## Extracted data
[start]
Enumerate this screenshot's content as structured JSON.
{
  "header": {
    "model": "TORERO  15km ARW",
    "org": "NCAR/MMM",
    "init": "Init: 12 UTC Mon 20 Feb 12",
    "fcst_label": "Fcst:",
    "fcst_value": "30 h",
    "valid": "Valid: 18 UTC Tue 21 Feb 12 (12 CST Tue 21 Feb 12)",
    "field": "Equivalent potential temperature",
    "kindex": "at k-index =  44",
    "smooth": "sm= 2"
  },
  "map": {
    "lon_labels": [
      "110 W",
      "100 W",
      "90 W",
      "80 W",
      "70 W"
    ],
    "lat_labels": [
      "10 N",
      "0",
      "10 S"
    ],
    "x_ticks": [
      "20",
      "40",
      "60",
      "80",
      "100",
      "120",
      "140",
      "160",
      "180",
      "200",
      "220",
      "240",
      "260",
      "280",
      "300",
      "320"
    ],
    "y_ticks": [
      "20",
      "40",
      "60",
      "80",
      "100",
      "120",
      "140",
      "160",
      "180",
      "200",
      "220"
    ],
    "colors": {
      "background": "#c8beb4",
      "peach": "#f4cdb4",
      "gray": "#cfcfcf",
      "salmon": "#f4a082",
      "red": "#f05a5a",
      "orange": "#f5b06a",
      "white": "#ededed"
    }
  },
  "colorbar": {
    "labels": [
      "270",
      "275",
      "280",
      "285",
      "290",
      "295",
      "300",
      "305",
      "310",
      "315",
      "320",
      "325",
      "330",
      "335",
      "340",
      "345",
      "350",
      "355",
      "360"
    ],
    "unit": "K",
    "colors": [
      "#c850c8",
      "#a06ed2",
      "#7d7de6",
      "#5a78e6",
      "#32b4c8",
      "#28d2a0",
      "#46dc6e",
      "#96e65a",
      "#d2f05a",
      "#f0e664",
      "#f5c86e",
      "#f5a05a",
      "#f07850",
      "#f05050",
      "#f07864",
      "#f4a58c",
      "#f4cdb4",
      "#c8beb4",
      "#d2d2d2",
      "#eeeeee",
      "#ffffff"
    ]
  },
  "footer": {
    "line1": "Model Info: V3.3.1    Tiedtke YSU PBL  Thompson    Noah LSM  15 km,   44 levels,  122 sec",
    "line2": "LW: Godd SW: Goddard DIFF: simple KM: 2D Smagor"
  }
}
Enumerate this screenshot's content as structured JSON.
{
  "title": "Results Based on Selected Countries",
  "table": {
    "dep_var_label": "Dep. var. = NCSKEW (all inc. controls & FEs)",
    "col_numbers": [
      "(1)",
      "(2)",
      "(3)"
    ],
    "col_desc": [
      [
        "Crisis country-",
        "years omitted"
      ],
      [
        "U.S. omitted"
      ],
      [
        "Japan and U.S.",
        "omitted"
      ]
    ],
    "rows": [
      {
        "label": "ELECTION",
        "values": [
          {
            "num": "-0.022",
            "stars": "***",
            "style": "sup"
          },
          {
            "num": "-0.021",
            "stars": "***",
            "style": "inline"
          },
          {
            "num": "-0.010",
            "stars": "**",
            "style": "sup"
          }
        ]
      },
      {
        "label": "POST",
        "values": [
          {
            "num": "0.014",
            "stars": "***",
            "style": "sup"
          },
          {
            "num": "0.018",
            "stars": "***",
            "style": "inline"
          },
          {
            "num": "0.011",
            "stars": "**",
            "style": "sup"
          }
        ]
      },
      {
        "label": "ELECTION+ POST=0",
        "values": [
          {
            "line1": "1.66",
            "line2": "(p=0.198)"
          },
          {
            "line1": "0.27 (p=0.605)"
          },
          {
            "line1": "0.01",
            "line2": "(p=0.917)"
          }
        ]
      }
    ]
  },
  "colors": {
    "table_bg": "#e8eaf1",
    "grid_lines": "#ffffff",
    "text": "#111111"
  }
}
[end]
## Your objective
Repeat the material word for word, in full.

## Answer to this task
Enumerate this screenshot's content as structured JSON.
{
  "header": {
    "model": "TORERO  15km ARW",
    "org": "NCAR/MMM",
    "init": "Init: 12 UTC Mon 20 Feb 12",
    "fcst_label": "Fcst:",
    "fcst_value": "30 h",
    "valid": "Valid: 18 UTC Tue 21 Feb 12 (12 CST Tue 21 Feb 12)",
    "field": "Equivalent potential temperature",
    "kindex": "at k-index =  44",
    "smooth": "sm= 2"
  },
  "map": {
    "lon_labels": [
      "110 W",
      "100 W",
      "90 W",
      "80 W",
      "70 W"
    ],
    "lat_labels": [
      "10 N",
      "0",
      "10 S"
    ],
    "x_ticks": [
      "20",
      "40",
      "60",
      "80",
      "100",
      "120",
      "140",
      "160",
      "180",
      "200",
      "220",
      "240",
      "260",
      "280",
      "300",
      "320"
    ],
    "y_ticks": [
      "20",
      "40",
      "60",
      "80",
      "100",
      "120",
      "140",
      "160",
      "180",
      "200",
      "220"
    ],
    "colors": {
      "background": "#c8beb4",
      "peach": "#f4cdb4",
      "gray": "#cfcfcf",
      "salmon": "#f4a082",
      "red": "#f05a5a",
      "orange": "#f5b06a",
      "white": "#ededed"
    }
  },
  "colorbar": {
    "labels": [
      "270",
      "275",
      "280",
      "285",
      "290",
      "295",
      "300",
      "305",
      "310",
      "315",
      "320",
      "325",
      "330",
      "335",
      "340",
      "345",
      "350",
      "355",
      "360"
    ],
    "unit": "K",
    "colors": [
      "#c850c8",
      "#a06ed2",
      "#7d7de6",
      "#5a78e6",
      "#32b4c8",
      "#28d2a0",
      "#46dc6e",
      "#96e65a",
      "#d2f05a",
      "#f0e664",
      "#f5c86e",
      "#f5a05a",
      "#f07850",
      "#f05050",
      "#f07864",
      "#f4a58c",
      "#f4cdb4",
      "#c8beb4",
      "#d2d2d2",
      "#eeeeee",
      "#ffffff"
    ]
  },
  "footer": {
    "line1": "Model Info: V3.3.1    Tiedtke YSU PBL  Thompson    Noah LSM  15 km,   44 levels,  122 sec",
    "line2": "LW: Godd SW: Goddard DIFF: simple KM: 2D Smagor"
  }
}
Enumerate this screenshot's content as structured JSON.
{
  "title": "Results Based on Selected Countries",
  "table": {
    "dep_var_label": "Dep. var. = NCSKEW (all inc. controls & FEs)",
    "col_numbers": [
      "(1)",
      "(2)",
      "(3)"
    ],
    "col_desc": [
      [
        "Crisis country-",
        "years omitted"
      ],
      [
        "U.S. omitted"
      ],
      [
        "Japan and U.S.",
        "omitted"
      ]
    ],
    "rows": [
      {
        "label": "ELECTION",
        "values": [
          {
            "num": "-0.022",
            "stars": "***",
            "style": "sup"
          },
          {
            "num": "-0.021",
            "stars": "***",
            "style": "inline"
          },
          {
            "num": "-0.010",
            "stars": "**",
            "style": "sup"
          }
        ]
      },
      {
        "label": "POST",
        "values": [
          {
            "num": "0.014",
            "stars": "***",
            "style": "sup"
          },
          {
            "num": "0.018",
            "stars": "***",
            "style": "inline"
          },
          {
            "num": "0.011",
            "stars": "**",
            "style": "sup"
          }
        ]
      },
      {
        "label": "ELECTION+ POST=0",
        "values": [
          {
            "line1": "1.66",
            "line2": "(p=0.198)"
          },
          {
            "line1": "0.27 (p=0.605)"
          },
          {
            "line1": "0.01",
            "line2": "(p=0.917)"
          }
        ]
      }
    ]
  },
  "colors": {
    "table_bg": "#e8eaf1",
    "grid_lines": "#ffffff",
    "text": "#111111"
  }
}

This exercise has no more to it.